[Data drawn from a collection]
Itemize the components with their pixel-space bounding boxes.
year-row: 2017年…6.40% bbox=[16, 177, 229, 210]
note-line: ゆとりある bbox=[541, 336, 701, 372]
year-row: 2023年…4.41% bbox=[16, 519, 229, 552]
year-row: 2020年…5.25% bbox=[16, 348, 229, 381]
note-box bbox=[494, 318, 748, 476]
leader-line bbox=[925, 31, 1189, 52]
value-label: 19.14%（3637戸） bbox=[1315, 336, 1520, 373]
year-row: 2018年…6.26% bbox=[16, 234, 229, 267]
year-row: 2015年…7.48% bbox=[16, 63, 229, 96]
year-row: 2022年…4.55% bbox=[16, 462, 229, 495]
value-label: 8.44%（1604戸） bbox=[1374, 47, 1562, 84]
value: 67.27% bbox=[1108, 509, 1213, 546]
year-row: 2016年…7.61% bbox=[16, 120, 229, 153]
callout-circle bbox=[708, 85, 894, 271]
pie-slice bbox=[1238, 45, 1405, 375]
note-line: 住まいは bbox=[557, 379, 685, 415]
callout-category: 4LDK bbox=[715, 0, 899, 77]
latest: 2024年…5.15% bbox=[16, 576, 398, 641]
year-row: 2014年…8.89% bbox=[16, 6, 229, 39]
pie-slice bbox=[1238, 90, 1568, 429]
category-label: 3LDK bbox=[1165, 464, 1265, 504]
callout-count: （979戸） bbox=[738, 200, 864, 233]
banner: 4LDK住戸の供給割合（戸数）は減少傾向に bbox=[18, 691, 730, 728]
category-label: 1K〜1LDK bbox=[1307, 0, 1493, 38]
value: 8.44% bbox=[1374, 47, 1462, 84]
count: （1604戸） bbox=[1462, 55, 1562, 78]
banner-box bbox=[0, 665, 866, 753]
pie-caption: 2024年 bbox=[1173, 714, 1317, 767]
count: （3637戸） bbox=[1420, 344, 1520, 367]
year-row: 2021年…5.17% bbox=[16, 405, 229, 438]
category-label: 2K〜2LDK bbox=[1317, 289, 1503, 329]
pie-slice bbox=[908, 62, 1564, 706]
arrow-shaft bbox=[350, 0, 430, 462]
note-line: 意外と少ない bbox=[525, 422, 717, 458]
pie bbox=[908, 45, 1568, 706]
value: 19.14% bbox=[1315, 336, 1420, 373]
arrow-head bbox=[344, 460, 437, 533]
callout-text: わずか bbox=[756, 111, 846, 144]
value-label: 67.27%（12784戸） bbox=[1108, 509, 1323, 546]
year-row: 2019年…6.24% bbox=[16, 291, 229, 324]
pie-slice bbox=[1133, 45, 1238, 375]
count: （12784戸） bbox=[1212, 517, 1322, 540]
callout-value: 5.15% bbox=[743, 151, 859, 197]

# [AIM OF THE TASK]
Reproduce every line of the records above verbatim, keeping all characters and numbers unchanged.

# [COMPLETED EXERCISE]
Itemize the components with their pixel-space bounding boxes.
year-row: 2017年…6.40% bbox=[16, 177, 229, 210]
note-line: ゆとりある bbox=[541, 336, 701, 372]
year-row: 2023年…4.41% bbox=[16, 519, 229, 552]
year-row: 2020年…5.25% bbox=[16, 348, 229, 381]
note-box bbox=[494, 318, 748, 476]
leader-line bbox=[925, 31, 1189, 52]
value-label: 19.14%（3637戸） bbox=[1315, 336, 1520, 373]
year-row: 2018年…6.26% bbox=[16, 234, 229, 267]
year-row: 2015年…7.48% bbox=[16, 63, 229, 96]
year-row: 2022年…4.55% bbox=[16, 462, 229, 495]
value-label: 8.44%（1604戸） bbox=[1374, 47, 1562, 84]
value: 67.27% bbox=[1108, 509, 1213, 546]
year-row: 2016年…7.61% bbox=[16, 120, 229, 153]
callout-circle bbox=[708, 85, 894, 271]
pie-slice bbox=[1238, 45, 1405, 375]
note-line: 住まいは bbox=[557, 379, 685, 415]
callout-category: 4LDK bbox=[715, 0, 899, 77]
latest: 2024年…5.15% bbox=[16, 576, 398, 641]
year-row: 2014年…8.89% bbox=[16, 6, 229, 39]
pie-slice bbox=[1238, 90, 1568, 429]
category-label: 3LDK bbox=[1165, 464, 1265, 504]
callout-count: （979戸） bbox=[738, 200, 864, 233]
banner: 4LDK住戸の供給割合（戸数）は減少傾向に bbox=[18, 691, 730, 728]
category-label: 1K〜1LDK bbox=[1307, 0, 1493, 38]
value: 8.44% bbox=[1374, 47, 1462, 84]
count: （1604戸） bbox=[1462, 55, 1562, 78]
banner-box bbox=[0, 665, 866, 753]
pie-caption: 2024年 bbox=[1173, 714, 1317, 767]
count: （3637戸） bbox=[1420, 344, 1520, 367]
year-row: 2021年…5.17% bbox=[16, 405, 229, 438]
category-label: 2K〜2LDK bbox=[1317, 289, 1503, 329]
pie-slice bbox=[908, 62, 1564, 706]
arrow-shaft bbox=[350, 0, 430, 462]
note-line: 意外と少ない bbox=[525, 422, 717, 458]
pie bbox=[908, 45, 1568, 706]
value: 19.14% bbox=[1315, 336, 1420, 373]
arrow-head bbox=[344, 460, 437, 533]
callout-text: わずか bbox=[756, 111, 846, 144]
value-label: 67.27%（12784戸） bbox=[1108, 509, 1323, 546]
year-row: 2019年…6.24% bbox=[16, 291, 229, 324]
pie-slice bbox=[1133, 45, 1238, 375]
count: （12784戸） bbox=[1212, 517, 1322, 540]
callout-value: 5.15% bbox=[743, 151, 859, 197]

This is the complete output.